# WORK REQUIRED
Among the entries, which lines carry the string "subtitle"? Copy each of them.

# PROVIDED RECORDS
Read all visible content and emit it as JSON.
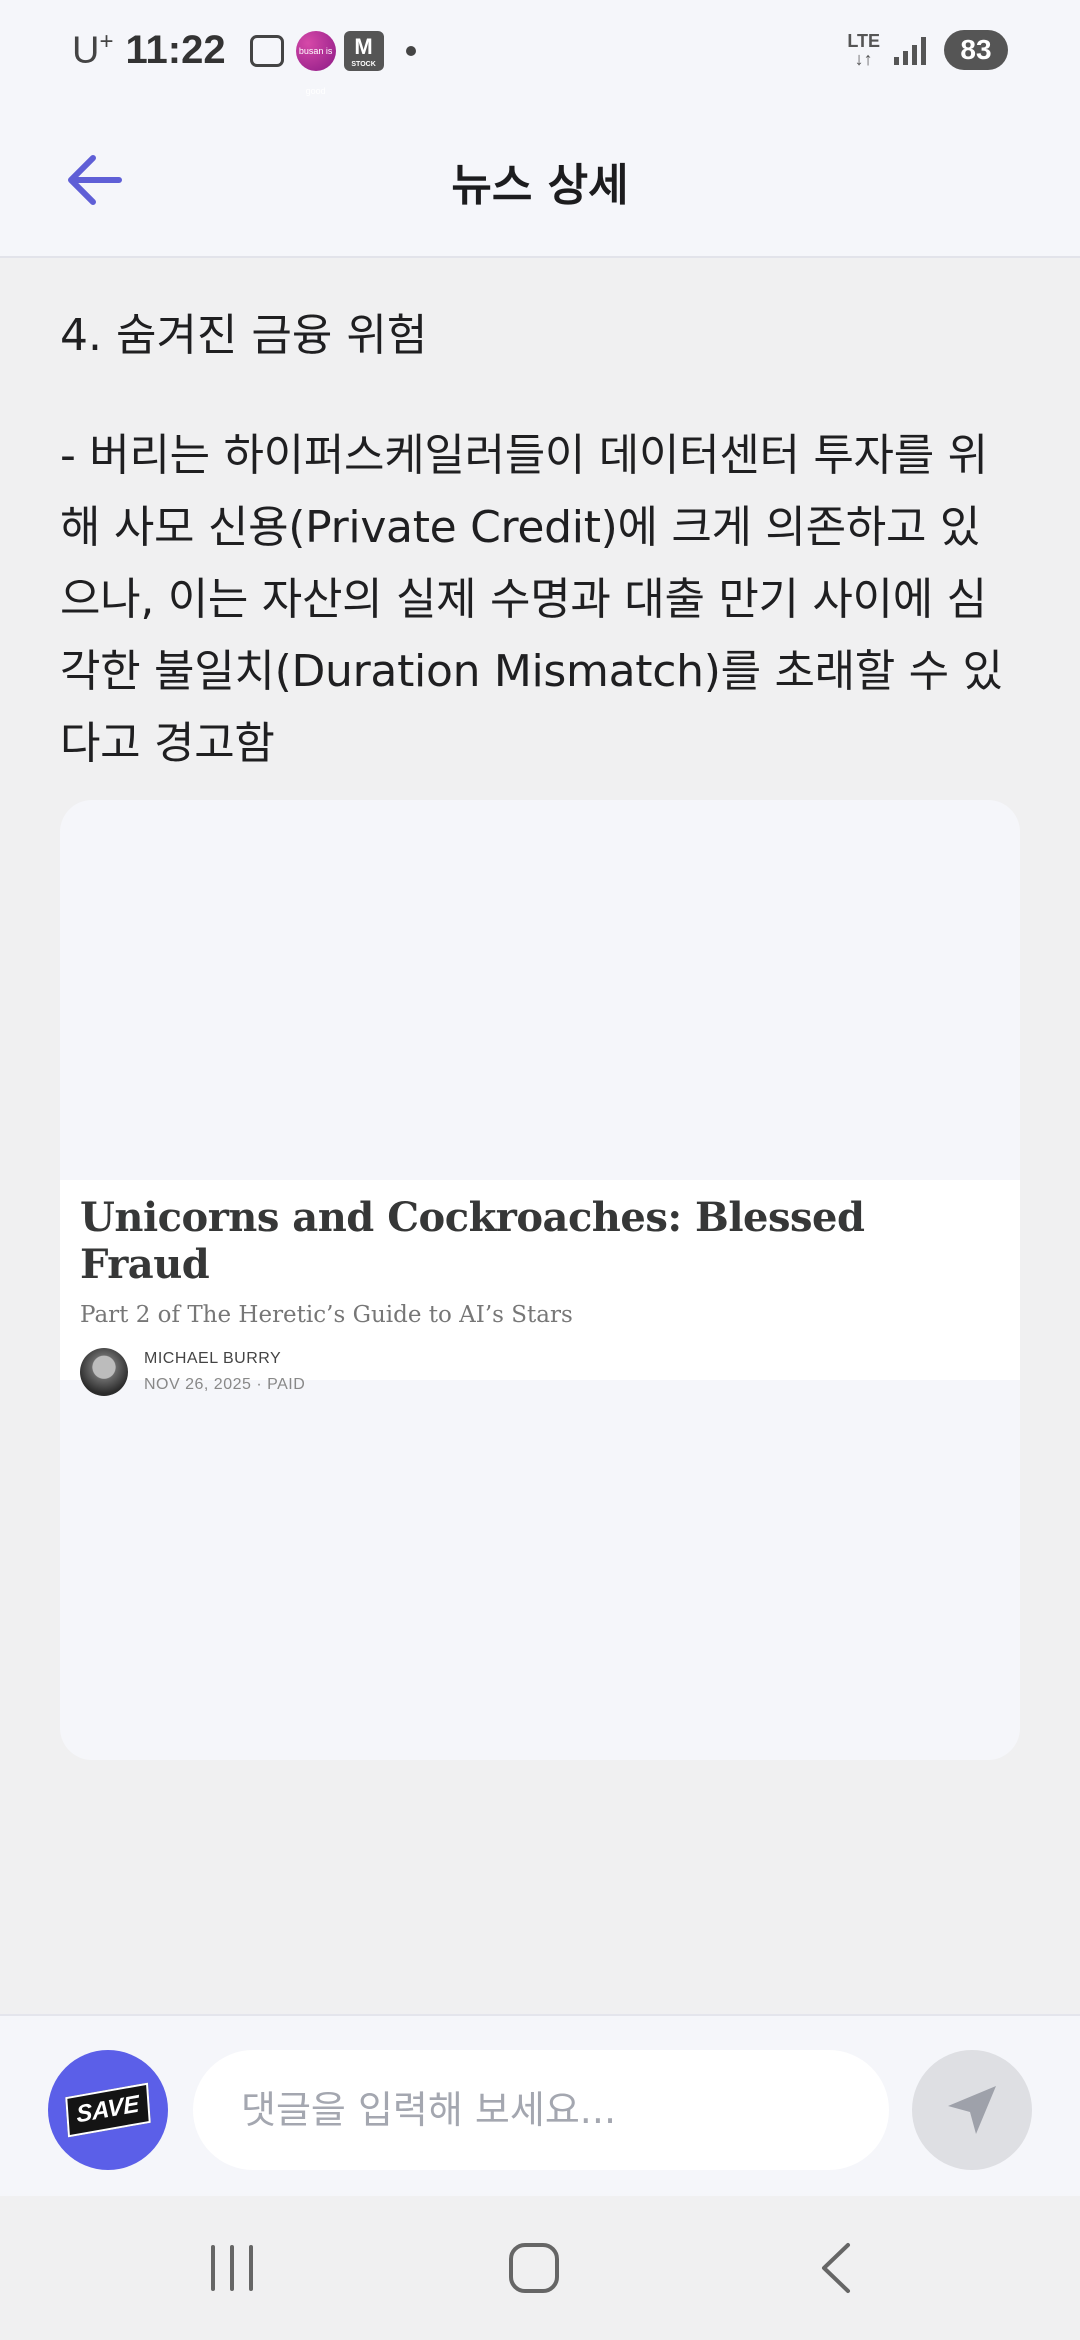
{
  "status_bar": {
    "carrier": "U",
    "carrier_plus": "+",
    "time": "11:22",
    "busan_badge": "busan is good",
    "m_badge": "M",
    "m_badge_sub": "STOCK",
    "network": "LTE",
    "battery": "83"
  },
  "header": {
    "title": "뉴스 상세"
  },
  "article": {
    "section_heading": "4. 숨겨진 금융 위험",
    "body": "- 버리는 하이퍼스케일러들이 데이터센터 투자를 위해 사모 신용(Private Credit)에 크게 의존하고 있으나, 이는 자산의 실제 수명과 대출 만기 사이에 심각한 불일치(Duration Mismatch)를 초래할 수 있다고 경고함"
  },
  "embed": {
    "title": "Unicorns and Cockroaches: Blessed Fraud",
    "subtitle": "Part 2 of The Heretic’s Guide to AI’s Stars",
    "author": "MICHAEL BURRY",
    "meta": "NOV 26, 2025 · PAID"
  },
  "comment_bar": {
    "save_label": "SAVE",
    "placeholder": "댓글을 입력해 보세요..."
  },
  "colors": {
    "accent": "#5b5fe8",
    "back_arrow": "#5f5fd6",
    "background": "#f0f0f1"
  },
  "icons": {
    "back": "arrow-left-icon",
    "send": "paper-plane-icon",
    "nav_recents": "recents-icon",
    "nav_home": "home-icon",
    "nav_back": "chevron-left-icon"
  }
}
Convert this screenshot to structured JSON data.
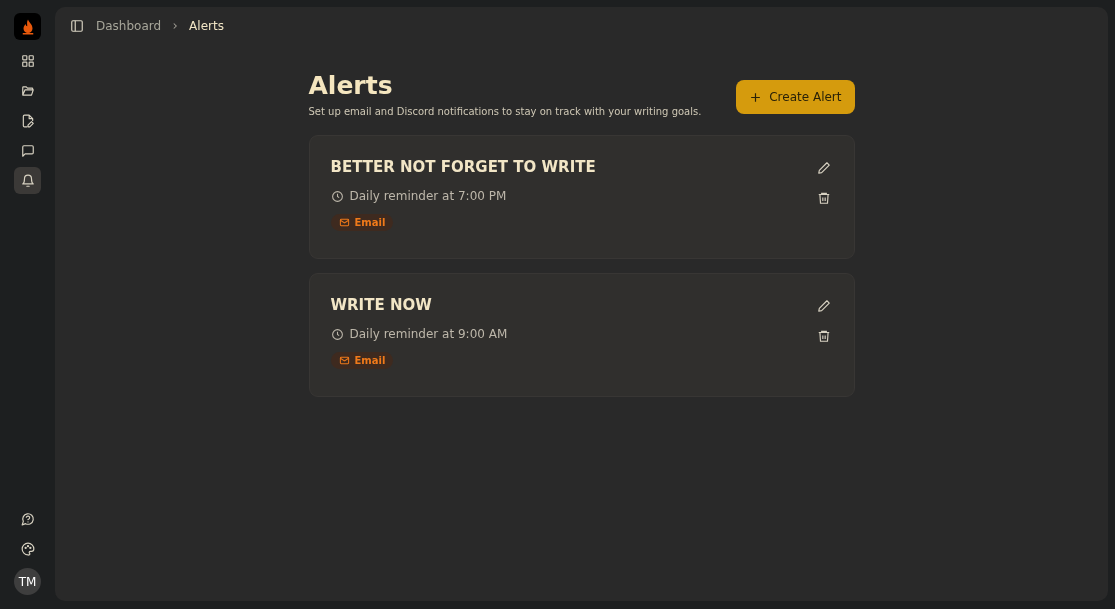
{
  "sidebar": {
    "nav": [
      {
        "kind": "grid",
        "selected": false
      },
      {
        "kind": "folder",
        "selected": false
      },
      {
        "kind": "file-edit",
        "selected": false
      },
      {
        "kind": "message",
        "selected": false
      },
      {
        "kind": "bell",
        "selected": true
      }
    ],
    "bottom": [
      {
        "kind": "help"
      },
      {
        "kind": "palette"
      }
    ],
    "avatar": "TM"
  },
  "breadcrumb": [
    "Dashboard",
    "Alerts"
  ],
  "page": {
    "title": "Alerts",
    "subtitle": "Set up email and Discord notifications to stay on track with your writing goals.",
    "create_button": "Create Alert"
  },
  "alerts": [
    {
      "title": "BETTER NOT FORGET TO WRITE",
      "schedule": "Daily reminder at 7:00 PM",
      "channel": "Email"
    },
    {
      "title": "WRITE NOW",
      "schedule": "Daily reminder at 9:00 AM",
      "channel": "Email"
    }
  ]
}
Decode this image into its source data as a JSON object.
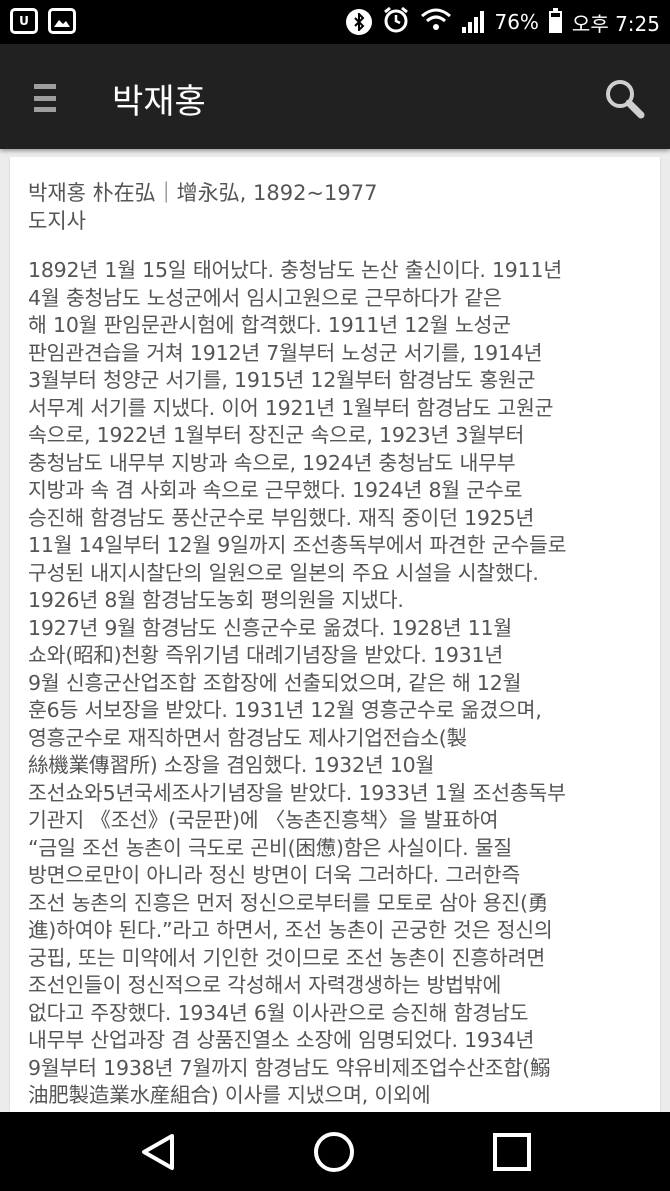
{
  "status_bar": {
    "left_icons": [
      "u-plus-icon",
      "image-icon"
    ],
    "right_icons": [
      "bluetooth-icon",
      "alarm-icon",
      "wifi-icon",
      "signal-icon",
      "battery-icon"
    ],
    "battery_level": 0.76,
    "battery_percent": "76%",
    "time": "오후 7:25"
  },
  "app_bar": {
    "title": "박재홍",
    "menu_icon": "menu-icon",
    "search_icon": "search-icon"
  },
  "entry": {
    "heading_line1": "박재홍 朴在弘｜增永弘, 1892~1977",
    "heading_line2": "도지사",
    "body": "1892년 1월 15일 태어났다. 충청남도 논산 출신이다. 1911년\n4월 충청남도 노성군에서 임시고원으로 근무하다가 같은\n해 10월 판임문관시험에 합격했다. 1911년 12월 노성군\n판임관견습을 거쳐 1912년 7월부터 노성군 서기를, 1914년\n3월부터 청양군 서기를, 1915년 12월부터 함경남도 홍원군\n서무계 서기를 지냈다. 이어 1921년 1월부터 함경남도 고원군\n속으로, 1922년 1월부터 장진군 속으로, 1923년 3월부터\n충청남도 내무부 지방과 속으로, 1924년 충청남도 내무부\n지방과 속 겸 사회과 속으로 근무했다. 1924년 8월 군수로\n승진해 함경남도 풍산군수로 부임했다. 재직 중이던 1925년\n11월 14일부터 12월 9일까지 조선총독부에서 파견한 군수들로\n구성된 내지시찰단의 일원으로 일본의 주요 시설을 시찰했다.\n1926년 8월 함경남도농회 평의원을 지냈다.\n1927년 9월 함경남도 신흥군수로 옮겼다. 1928년 11월\n쇼와(昭和)천황 즉위기념 대례기념장을 받았다. 1931년\n9월 신흥군산업조합 조합장에 선출되었으며, 같은 해 12월\n훈6등 서보장을 받았다. 1931년 12월 영흥군수로 옮겼으며,\n영흥군수로 재직하면서 함경남도 제사기업전습소(製\n絲機業傳習所) 소장을 겸임했다. 1932년 10월\n조선쇼와5년국세조사기념장을 받았다. 1933년 1월 조선총독부\n기관지 《조선》(국문판)에 〈농촌진흥책〉을 발표하여\n“금일 조선 농촌이 극도로 곤비(困憊)함은 사실이다. 물질\n방면으로만이 아니라 정신 방면이 더욱 그러하다. 그러한즉\n조선 농촌의 진흥은 먼저 정신으로부터를 모토로 삼아 용진(勇\n進)하여야 된다.”라고 하면서, 조선 농촌이 곤궁한 것은 정신의\n궁핍, 또는 미약에서 기인한 것이므로 조선 농촌이 진흥하려면\n조선인들이 정신적으로 각성해서 자력갱생하는 방법밖에\n없다고 주장했다. 1934년 6월 이사관으로 승진해 함경남도\n내무부 산업과장 겸 상품진열소 소장에 임명되었다. 1934년\n9월부터 1938년 7월까지 함경남도 약유비제조업수산조합(鰯\n油肥製造業水産組合) 이사를 지냈으며, 이외에"
  },
  "nav_bar": {
    "buttons": [
      "back-icon",
      "home-icon",
      "recent-apps-icon"
    ]
  },
  "colors": {
    "status_bar": "#000000",
    "app_bar": "#212121",
    "background": "#ececec",
    "card": "#ffffff",
    "text": "#555555"
  }
}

# COMPLETE RESPONSE
    "subtitle": "Part 2 of The Heretic’s Guide to AI’s Stars",
    "subtitle": "Set up email and Discord notifications to stay on track with your writing goals.",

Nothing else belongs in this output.